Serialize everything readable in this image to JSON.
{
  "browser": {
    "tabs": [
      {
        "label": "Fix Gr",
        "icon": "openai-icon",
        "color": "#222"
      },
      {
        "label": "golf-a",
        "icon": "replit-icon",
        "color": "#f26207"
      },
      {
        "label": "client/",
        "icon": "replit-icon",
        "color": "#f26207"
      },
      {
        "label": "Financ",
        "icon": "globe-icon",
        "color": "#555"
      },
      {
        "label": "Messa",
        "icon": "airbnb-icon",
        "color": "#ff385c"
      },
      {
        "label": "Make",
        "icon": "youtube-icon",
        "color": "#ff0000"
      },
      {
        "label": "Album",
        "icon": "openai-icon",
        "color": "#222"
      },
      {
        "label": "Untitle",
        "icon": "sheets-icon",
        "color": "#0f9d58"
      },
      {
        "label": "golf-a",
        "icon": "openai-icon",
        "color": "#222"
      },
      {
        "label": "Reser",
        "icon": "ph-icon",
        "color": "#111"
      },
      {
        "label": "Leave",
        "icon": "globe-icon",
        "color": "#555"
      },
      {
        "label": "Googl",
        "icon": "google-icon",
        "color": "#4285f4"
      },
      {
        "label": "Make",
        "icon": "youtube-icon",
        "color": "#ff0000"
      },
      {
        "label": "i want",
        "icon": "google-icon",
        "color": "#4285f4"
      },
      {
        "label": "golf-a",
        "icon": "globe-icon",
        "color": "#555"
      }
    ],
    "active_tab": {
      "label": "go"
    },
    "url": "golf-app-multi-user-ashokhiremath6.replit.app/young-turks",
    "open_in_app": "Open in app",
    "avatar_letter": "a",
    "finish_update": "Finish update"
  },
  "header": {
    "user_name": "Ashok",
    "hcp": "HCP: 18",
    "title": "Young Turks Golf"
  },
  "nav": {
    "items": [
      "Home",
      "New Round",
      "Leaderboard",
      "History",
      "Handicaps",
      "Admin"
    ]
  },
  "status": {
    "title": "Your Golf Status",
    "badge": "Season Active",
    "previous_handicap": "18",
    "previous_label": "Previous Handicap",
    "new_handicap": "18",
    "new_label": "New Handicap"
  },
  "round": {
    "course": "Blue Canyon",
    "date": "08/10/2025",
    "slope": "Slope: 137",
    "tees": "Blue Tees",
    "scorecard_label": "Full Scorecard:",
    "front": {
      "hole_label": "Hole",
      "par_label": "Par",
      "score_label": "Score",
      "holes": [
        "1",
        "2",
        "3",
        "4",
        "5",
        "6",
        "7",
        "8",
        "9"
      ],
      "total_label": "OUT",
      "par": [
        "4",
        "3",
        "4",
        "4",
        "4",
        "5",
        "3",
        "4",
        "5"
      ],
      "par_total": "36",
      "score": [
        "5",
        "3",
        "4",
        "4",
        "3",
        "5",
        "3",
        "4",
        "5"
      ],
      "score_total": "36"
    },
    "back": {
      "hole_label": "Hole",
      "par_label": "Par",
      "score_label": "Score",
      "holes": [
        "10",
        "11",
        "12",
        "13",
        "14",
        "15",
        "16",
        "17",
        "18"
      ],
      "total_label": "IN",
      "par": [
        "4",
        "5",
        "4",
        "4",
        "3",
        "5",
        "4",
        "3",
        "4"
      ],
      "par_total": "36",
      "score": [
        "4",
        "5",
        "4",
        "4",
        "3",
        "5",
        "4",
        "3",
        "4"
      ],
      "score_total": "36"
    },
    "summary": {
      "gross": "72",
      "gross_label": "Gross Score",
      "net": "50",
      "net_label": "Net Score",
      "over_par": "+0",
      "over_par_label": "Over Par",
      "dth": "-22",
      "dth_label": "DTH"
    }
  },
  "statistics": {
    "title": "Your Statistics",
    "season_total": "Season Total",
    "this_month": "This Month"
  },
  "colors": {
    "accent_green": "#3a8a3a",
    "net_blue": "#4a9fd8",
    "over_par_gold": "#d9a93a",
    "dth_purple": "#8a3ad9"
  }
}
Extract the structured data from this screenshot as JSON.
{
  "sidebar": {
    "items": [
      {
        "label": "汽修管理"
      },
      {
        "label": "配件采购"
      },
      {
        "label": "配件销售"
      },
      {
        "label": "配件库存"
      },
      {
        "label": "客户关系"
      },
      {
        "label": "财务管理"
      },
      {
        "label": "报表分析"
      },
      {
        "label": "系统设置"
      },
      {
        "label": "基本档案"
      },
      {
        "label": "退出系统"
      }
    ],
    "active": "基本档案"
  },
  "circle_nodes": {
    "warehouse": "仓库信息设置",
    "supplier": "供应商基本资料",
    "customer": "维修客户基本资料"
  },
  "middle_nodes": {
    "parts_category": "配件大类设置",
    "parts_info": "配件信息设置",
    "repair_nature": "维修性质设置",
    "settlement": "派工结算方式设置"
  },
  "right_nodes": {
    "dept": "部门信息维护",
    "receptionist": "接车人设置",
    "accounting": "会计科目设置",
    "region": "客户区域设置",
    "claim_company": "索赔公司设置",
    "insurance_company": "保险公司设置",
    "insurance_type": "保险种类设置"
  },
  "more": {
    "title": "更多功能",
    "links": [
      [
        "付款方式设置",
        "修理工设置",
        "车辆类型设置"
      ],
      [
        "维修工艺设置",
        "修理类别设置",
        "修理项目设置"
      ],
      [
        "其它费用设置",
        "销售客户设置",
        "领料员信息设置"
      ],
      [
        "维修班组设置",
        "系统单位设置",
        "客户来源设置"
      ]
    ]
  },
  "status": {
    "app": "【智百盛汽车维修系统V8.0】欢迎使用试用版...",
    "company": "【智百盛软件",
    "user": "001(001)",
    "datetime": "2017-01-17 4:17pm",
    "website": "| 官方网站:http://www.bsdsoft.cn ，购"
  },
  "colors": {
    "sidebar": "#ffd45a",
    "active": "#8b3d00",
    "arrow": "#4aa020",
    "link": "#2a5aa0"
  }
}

### EXERCISE DETAILS
Report only the count of lines that include the string "JSON".

### ANSWER TO THE PROBLEM
2